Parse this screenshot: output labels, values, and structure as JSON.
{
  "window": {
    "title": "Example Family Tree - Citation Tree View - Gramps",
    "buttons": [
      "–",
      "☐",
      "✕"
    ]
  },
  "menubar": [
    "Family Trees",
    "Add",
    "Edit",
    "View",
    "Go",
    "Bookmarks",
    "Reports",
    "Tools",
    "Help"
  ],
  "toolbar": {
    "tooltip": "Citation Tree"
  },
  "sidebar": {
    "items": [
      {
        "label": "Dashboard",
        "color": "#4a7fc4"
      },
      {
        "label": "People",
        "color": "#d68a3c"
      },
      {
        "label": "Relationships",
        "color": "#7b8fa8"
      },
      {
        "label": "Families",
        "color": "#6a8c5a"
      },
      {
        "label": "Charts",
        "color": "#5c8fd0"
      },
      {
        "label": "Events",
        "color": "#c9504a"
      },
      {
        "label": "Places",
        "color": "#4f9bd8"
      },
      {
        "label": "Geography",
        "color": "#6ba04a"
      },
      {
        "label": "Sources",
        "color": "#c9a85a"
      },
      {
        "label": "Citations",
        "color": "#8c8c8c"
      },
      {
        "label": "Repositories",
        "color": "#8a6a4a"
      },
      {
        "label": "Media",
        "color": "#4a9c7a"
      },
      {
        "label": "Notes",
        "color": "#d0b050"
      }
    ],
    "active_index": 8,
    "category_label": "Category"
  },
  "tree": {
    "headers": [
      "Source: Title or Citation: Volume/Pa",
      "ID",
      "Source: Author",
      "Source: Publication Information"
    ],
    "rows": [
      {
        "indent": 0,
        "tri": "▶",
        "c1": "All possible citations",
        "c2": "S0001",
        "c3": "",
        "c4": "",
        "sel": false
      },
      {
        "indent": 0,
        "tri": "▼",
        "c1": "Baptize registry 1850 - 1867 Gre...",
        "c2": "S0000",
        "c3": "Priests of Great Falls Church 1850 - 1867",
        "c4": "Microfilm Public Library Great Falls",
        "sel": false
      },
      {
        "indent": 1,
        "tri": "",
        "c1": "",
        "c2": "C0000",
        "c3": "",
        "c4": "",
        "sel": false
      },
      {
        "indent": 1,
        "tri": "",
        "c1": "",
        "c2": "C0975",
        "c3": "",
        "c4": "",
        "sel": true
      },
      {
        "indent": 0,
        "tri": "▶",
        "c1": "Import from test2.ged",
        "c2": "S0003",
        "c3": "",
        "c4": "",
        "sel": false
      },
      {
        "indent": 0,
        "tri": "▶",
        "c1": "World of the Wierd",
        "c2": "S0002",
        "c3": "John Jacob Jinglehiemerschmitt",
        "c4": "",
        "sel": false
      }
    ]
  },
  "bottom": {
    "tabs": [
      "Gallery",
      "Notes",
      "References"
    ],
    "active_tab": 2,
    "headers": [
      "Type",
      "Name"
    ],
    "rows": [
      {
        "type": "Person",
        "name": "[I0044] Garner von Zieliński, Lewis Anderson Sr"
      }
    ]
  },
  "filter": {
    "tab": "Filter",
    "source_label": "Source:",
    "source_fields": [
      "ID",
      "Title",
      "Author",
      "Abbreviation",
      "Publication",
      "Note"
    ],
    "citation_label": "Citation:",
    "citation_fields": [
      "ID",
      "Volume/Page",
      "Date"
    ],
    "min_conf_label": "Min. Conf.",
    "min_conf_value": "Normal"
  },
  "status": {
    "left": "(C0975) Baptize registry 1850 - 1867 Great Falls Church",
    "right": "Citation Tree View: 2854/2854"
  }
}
^^^^
AIM >> Reproduce the material verbatim, line by line.

FINAL RESULT >>
Parse this screenshot: output labels, values, and structure as JSON.
{
  "window": {
    "title": "Example Family Tree - Citation Tree View - Gramps",
    "buttons": [
      "–",
      "☐",
      "✕"
    ]
  },
  "menubar": [
    "Family Trees",
    "Add",
    "Edit",
    "View",
    "Go",
    "Bookmarks",
    "Reports",
    "Tools",
    "Help"
  ],
  "toolbar": {
    "tooltip": "Citation Tree"
  },
  "sidebar": {
    "items": [
      {
        "label": "Dashboard",
        "color": "#4a7fc4"
      },
      {
        "label": "People",
        "color": "#d68a3c"
      },
      {
        "label": "Relationships",
        "color": "#7b8fa8"
      },
      {
        "label": "Families",
        "color": "#6a8c5a"
      },
      {
        "label": "Charts",
        "color": "#5c8fd0"
      },
      {
        "label": "Events",
        "color": "#c9504a"
      },
      {
        "label": "Places",
        "color": "#4f9bd8"
      },
      {
        "label": "Geography",
        "color": "#6ba04a"
      },
      {
        "label": "Sources",
        "color": "#c9a85a"
      },
      {
        "label": "Citations",
        "color": "#8c8c8c"
      },
      {
        "label": "Repositories",
        "color": "#8a6a4a"
      },
      {
        "label": "Media",
        "color": "#4a9c7a"
      },
      {
        "label": "Notes",
        "color": "#d0b050"
      }
    ],
    "active_index": 8,
    "category_label": "Category"
  },
  "tree": {
    "headers": [
      "Source: Title or Citation: Volume/Pa",
      "ID",
      "Source: Author",
      "Source: Publication Information"
    ],
    "rows": [
      {
        "indent": 0,
        "tri": "▶",
        "c1": "All possible citations",
        "c2": "S0001",
        "c3": "",
        "c4": "",
        "sel": false
      },
      {
        "indent": 0,
        "tri": "▼",
        "c1": "Baptize registry 1850 - 1867 Gre...",
        "c2": "S0000",
        "c3": "Priests of Great Falls Church 1850 - 1867",
        "c4": "Microfilm Public Library Great Falls",
        "sel": false
      },
      {
        "indent": 1,
        "tri": "",
        "c1": "",
        "c2": "C0000",
        "c3": "",
        "c4": "",
        "sel": false
      },
      {
        "indent": 1,
        "tri": "",
        "c1": "",
        "c2": "C0975",
        "c3": "",
        "c4": "",
        "sel": true
      },
      {
        "indent": 0,
        "tri": "▶",
        "c1": "Import from test2.ged",
        "c2": "S0003",
        "c3": "",
        "c4": "",
        "sel": false
      },
      {
        "indent": 0,
        "tri": "▶",
        "c1": "World of the Wierd",
        "c2": "S0002",
        "c3": "John Jacob Jinglehiemerschmitt",
        "c4": "",
        "sel": false
      }
    ]
  },
  "bottom": {
    "tabs": [
      "Gallery",
      "Notes",
      "References"
    ],
    "active_tab": 2,
    "headers": [
      "Type",
      "Name"
    ],
    "rows": [
      {
        "type": "Person",
        "name": "[I0044] Garner von Zieliński, Lewis Anderson Sr"
      }
    ]
  },
  "filter": {
    "tab": "Filter",
    "source_label": "Source:",
    "source_fields": [
      "ID",
      "Title",
      "Author",
      "Abbreviation",
      "Publication",
      "Note"
    ],
    "citation_label": "Citation:",
    "citation_fields": [
      "ID",
      "Volume/Page",
      "Date"
    ],
    "min_conf_label": "Min. Conf.",
    "min_conf_value": "Normal"
  },
  "status": {
    "left": "(C0975) Baptize registry 1850 - 1867 Great Falls Church",
    "right": "Citation Tree View: 2854/2854"
  }
}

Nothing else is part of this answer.